Entries taken from a collection:
◇ ◇ ◇

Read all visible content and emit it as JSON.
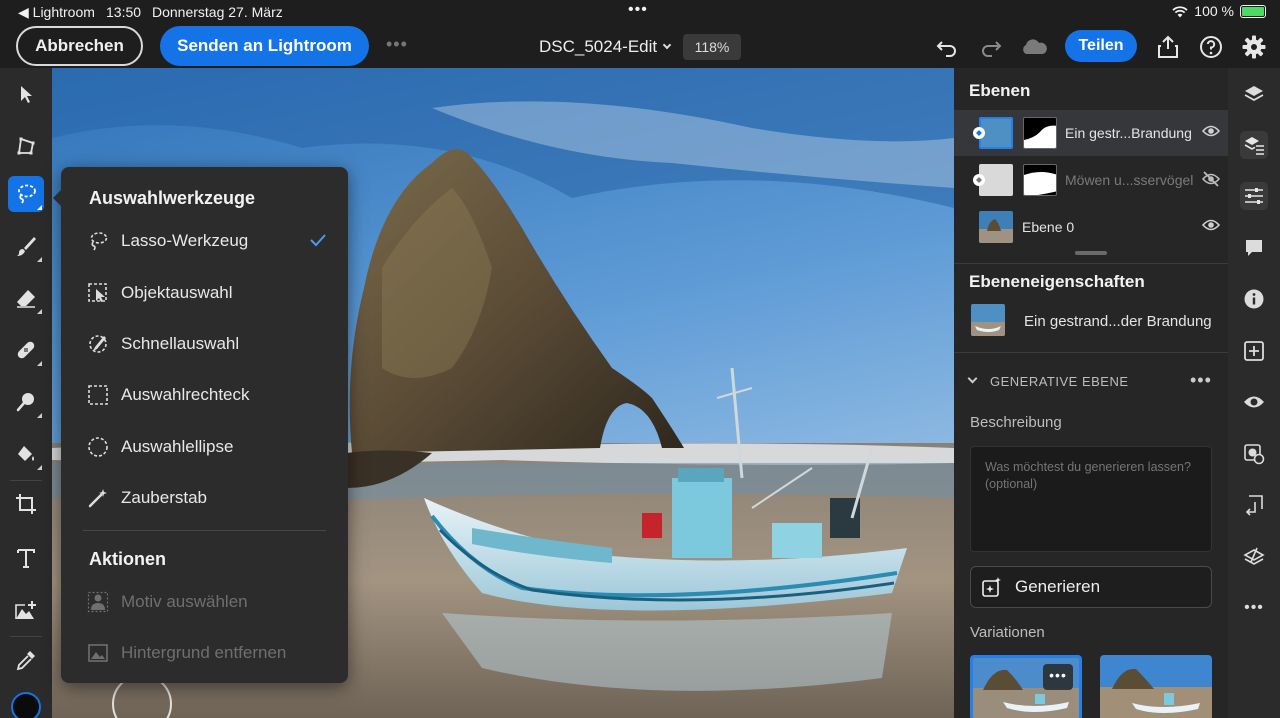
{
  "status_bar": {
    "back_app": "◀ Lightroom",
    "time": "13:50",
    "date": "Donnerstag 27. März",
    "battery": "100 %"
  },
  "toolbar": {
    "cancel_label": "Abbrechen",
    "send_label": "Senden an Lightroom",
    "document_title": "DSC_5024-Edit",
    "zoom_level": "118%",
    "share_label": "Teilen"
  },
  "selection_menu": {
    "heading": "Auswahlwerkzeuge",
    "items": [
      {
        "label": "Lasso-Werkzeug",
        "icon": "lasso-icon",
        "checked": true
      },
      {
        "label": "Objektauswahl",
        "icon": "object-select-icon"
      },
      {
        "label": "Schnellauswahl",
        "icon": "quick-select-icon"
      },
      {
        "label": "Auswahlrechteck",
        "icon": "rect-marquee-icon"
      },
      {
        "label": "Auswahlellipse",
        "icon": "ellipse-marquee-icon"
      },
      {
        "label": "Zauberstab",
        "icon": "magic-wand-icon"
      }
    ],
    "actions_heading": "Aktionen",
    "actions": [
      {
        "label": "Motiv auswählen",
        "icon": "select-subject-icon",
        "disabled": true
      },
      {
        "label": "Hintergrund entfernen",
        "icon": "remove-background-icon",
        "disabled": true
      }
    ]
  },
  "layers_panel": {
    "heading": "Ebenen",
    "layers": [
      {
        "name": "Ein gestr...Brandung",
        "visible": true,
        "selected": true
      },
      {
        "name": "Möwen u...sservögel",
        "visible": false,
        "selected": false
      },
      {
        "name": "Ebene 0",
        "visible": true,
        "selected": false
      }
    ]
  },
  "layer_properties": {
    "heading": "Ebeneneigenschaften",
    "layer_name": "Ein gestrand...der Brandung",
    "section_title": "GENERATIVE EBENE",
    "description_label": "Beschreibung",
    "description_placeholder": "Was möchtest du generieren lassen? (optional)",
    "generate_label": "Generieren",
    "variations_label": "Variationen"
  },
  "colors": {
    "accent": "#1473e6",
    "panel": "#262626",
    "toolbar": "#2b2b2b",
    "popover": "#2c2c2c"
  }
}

◇ ◇ ◇

SET PROBLEM
Reproduce all of the material above word for word. Omit the pictures.

REPLY
Read all visible content and emit it as JSON.
{
  "status_bar": {
    "back_app": "◀ Lightroom",
    "time": "13:50",
    "date": "Donnerstag 27. März",
    "battery": "100 %"
  },
  "toolbar": {
    "cancel_label": "Abbrechen",
    "send_label": "Senden an Lightroom",
    "document_title": "DSC_5024-Edit",
    "zoom_level": "118%",
    "share_label": "Teilen"
  },
  "selection_menu": {
    "heading": "Auswahlwerkzeuge",
    "items": [
      {
        "label": "Lasso-Werkzeug",
        "icon": "lasso-icon",
        "checked": true
      },
      {
        "label": "Objektauswahl",
        "icon": "object-select-icon"
      },
      {
        "label": "Schnellauswahl",
        "icon": "quick-select-icon"
      },
      {
        "label": "Auswahlrechteck",
        "icon": "rect-marquee-icon"
      },
      {
        "label": "Auswahlellipse",
        "icon": "ellipse-marquee-icon"
      },
      {
        "label": "Zauberstab",
        "icon": "magic-wand-icon"
      }
    ],
    "actions_heading": "Aktionen",
    "actions": [
      {
        "label": "Motiv auswählen",
        "icon": "select-subject-icon",
        "disabled": true
      },
      {
        "label": "Hintergrund entfernen",
        "icon": "remove-background-icon",
        "disabled": true
      }
    ]
  },
  "layers_panel": {
    "heading": "Ebenen",
    "layers": [
      {
        "name": "Ein gestr...Brandung",
        "visible": true,
        "selected": true
      },
      {
        "name": "Möwen u...sservögel",
        "visible": false,
        "selected": false
      },
      {
        "name": "Ebene 0",
        "visible": true,
        "selected": false
      }
    ]
  },
  "layer_properties": {
    "heading": "Ebeneneigenschaften",
    "layer_name": "Ein gestrand...der Brandung",
    "section_title": "GENERATIVE EBENE",
    "description_label": "Beschreibung",
    "description_placeholder": "Was möchtest du generieren lassen? (optional)",
    "generate_label": "Generieren",
    "variations_label": "Variationen"
  },
  "colors": {
    "accent": "#1473e6",
    "panel": "#262626",
    "toolbar": "#2b2b2b",
    "popover": "#2c2c2c"
  }
}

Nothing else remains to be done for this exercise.